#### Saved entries
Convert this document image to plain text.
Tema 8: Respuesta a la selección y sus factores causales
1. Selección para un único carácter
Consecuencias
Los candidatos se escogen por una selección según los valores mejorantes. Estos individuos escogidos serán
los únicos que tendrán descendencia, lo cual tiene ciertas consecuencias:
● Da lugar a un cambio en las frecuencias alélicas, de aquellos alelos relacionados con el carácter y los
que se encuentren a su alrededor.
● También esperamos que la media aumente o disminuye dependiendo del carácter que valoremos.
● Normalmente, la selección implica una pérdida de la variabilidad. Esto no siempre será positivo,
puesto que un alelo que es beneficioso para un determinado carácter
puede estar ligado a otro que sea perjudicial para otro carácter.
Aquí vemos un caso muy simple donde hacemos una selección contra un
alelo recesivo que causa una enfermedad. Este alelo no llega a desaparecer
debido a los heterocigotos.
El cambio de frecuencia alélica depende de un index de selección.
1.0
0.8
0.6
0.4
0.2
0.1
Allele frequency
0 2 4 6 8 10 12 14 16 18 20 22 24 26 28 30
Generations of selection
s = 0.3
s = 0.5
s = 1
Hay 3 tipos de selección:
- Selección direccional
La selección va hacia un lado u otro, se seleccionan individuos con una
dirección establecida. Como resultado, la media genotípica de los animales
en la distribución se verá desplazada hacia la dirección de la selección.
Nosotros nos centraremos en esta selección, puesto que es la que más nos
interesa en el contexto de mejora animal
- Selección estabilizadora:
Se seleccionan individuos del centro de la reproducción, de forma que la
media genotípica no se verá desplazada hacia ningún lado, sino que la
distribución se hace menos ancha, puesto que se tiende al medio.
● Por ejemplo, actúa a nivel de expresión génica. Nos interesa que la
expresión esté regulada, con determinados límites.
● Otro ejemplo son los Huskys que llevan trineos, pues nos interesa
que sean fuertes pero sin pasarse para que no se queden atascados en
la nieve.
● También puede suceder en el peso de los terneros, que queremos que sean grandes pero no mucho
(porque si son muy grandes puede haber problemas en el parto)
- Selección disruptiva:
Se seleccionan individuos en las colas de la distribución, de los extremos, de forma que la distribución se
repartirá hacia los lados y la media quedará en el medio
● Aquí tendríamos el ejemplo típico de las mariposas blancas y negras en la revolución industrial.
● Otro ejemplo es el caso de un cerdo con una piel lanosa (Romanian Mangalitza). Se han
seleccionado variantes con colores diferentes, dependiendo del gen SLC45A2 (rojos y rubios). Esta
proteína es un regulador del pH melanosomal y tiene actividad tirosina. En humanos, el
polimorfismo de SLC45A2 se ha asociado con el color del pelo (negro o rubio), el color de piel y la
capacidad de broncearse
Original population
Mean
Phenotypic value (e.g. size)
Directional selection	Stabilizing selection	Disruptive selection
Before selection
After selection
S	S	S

#### Exercise details
Pick out each line containing the string "puesto" and copy it.

#### Completed exercise
puesto que un alelo que es beneficioso para un determinado carácter
Nosotros nos centraremos en esta selección, puesto que es la que más nos
distribución se hace menos ancha, puesto que se tiende al medio.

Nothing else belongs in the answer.